▶ [Do this]: Identify the lines that contain the string "property" and copy all of them.

☆ ☆ ☆

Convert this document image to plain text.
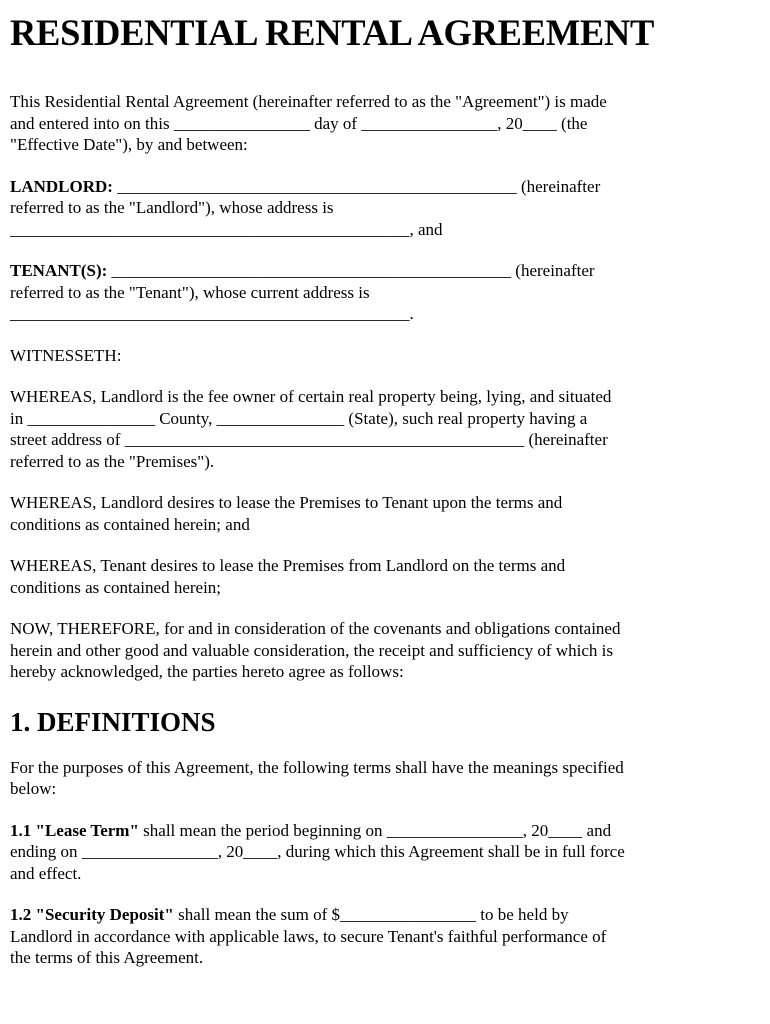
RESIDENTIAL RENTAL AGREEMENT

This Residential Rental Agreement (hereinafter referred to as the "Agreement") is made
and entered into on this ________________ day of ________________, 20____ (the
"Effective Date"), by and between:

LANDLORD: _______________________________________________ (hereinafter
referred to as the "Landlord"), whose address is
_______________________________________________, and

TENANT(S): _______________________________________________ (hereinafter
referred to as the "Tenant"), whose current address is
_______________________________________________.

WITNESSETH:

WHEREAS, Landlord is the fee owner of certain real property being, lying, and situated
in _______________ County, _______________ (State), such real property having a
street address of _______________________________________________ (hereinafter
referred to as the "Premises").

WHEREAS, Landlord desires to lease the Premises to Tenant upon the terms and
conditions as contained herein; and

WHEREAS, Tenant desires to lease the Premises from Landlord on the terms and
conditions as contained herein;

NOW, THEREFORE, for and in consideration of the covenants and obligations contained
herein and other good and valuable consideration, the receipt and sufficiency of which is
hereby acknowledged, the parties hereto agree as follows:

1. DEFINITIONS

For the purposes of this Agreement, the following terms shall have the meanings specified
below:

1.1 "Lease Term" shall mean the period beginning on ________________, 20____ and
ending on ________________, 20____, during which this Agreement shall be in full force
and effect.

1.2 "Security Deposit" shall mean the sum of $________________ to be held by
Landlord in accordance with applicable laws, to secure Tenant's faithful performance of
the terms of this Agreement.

☆ ☆ ☆

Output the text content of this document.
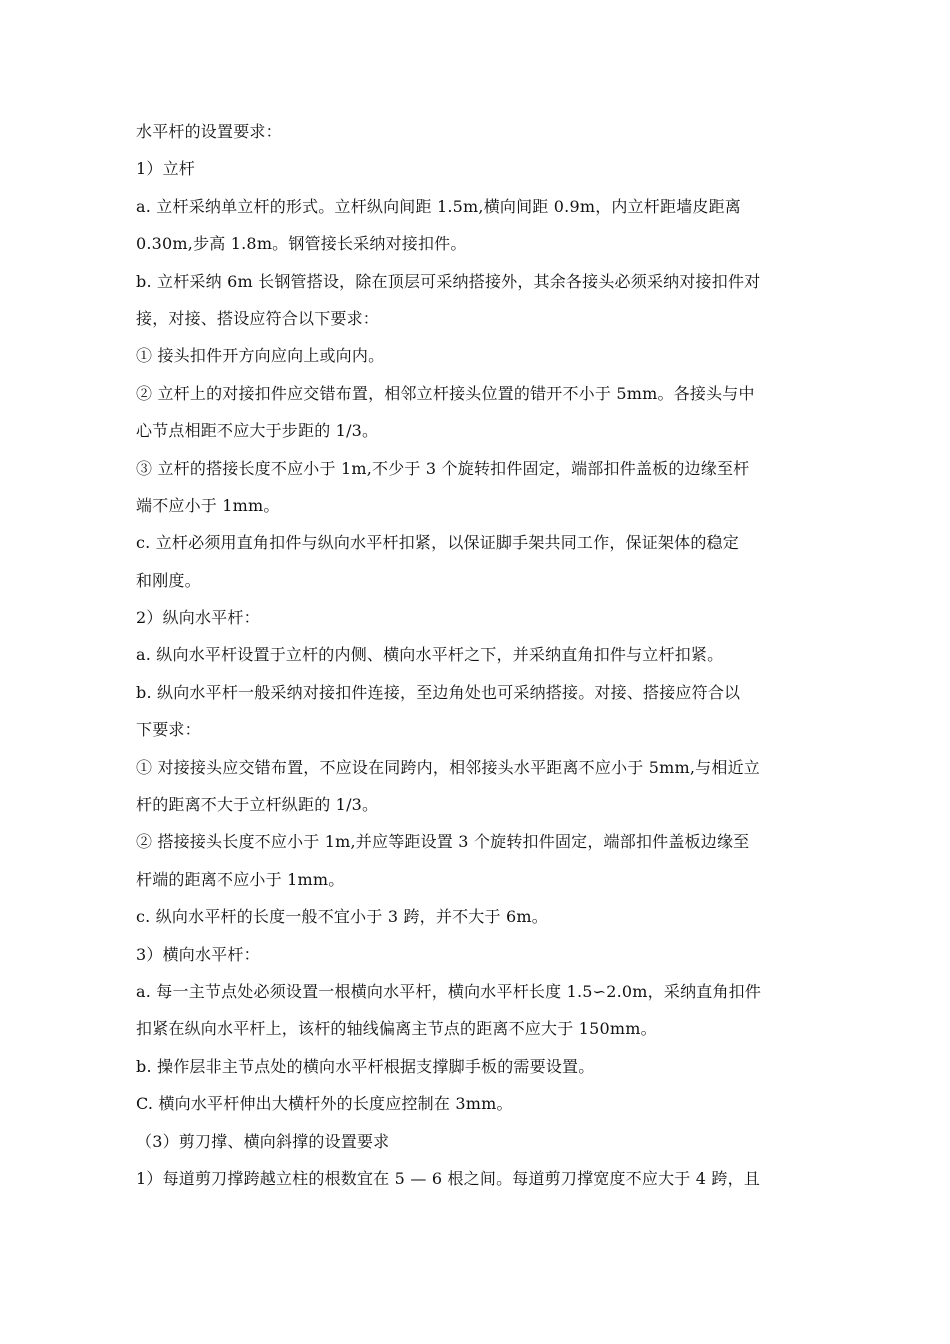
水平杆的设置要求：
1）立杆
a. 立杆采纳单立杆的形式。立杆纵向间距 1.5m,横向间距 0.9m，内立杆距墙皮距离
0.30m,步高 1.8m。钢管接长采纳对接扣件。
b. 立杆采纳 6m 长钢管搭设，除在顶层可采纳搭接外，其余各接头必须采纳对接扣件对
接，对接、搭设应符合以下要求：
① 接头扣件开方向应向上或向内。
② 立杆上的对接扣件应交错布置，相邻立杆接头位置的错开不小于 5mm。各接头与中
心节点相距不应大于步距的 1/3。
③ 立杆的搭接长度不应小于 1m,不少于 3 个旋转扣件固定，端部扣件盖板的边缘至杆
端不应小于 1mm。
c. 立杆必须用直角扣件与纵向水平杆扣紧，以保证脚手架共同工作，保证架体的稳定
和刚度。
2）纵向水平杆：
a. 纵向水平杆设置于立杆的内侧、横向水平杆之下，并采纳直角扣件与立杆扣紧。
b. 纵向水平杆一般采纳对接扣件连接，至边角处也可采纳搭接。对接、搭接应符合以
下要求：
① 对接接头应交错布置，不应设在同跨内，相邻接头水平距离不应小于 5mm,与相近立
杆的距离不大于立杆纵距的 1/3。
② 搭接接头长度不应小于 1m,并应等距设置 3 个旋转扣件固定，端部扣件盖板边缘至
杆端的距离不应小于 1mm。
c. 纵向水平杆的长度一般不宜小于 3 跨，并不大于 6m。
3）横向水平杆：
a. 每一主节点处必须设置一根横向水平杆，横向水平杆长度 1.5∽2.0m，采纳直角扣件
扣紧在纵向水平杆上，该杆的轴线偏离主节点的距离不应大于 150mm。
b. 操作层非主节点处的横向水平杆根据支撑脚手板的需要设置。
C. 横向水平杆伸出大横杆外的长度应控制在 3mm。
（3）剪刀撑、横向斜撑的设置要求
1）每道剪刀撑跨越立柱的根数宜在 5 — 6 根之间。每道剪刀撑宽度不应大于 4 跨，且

☆ ☆ ☆

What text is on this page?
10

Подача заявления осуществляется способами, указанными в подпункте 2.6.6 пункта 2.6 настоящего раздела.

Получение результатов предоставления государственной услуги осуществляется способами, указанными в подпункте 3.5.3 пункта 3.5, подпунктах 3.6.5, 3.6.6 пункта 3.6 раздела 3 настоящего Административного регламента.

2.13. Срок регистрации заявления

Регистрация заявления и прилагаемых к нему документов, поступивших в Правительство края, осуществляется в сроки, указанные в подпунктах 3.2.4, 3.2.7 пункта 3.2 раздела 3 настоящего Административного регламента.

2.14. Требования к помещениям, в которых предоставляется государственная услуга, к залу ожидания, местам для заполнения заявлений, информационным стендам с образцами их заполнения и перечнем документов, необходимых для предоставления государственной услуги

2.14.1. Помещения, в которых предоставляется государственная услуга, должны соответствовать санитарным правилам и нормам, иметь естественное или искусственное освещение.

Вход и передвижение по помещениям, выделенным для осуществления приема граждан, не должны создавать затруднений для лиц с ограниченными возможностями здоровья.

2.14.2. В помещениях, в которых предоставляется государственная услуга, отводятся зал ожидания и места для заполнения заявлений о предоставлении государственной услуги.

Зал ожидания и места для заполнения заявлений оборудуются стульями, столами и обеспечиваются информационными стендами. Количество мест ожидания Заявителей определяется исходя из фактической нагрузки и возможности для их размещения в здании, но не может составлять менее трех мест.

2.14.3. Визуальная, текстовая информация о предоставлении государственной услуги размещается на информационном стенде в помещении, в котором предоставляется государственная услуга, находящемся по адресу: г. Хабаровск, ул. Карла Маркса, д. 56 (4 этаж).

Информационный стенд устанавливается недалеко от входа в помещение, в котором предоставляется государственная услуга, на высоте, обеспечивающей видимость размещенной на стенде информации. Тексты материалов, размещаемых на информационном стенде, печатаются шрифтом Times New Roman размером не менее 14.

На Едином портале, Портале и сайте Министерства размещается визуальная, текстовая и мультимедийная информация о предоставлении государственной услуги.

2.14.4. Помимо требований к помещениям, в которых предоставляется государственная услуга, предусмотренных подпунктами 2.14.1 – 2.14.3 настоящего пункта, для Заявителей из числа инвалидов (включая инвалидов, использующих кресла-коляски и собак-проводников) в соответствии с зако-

☆ ☆ ☆

▶ [Answer to the problem]:
WHEREAS, Landlord is the fee owner of certain real property being, lying, and situated
in _______________ County, _______________ (State), such real property having a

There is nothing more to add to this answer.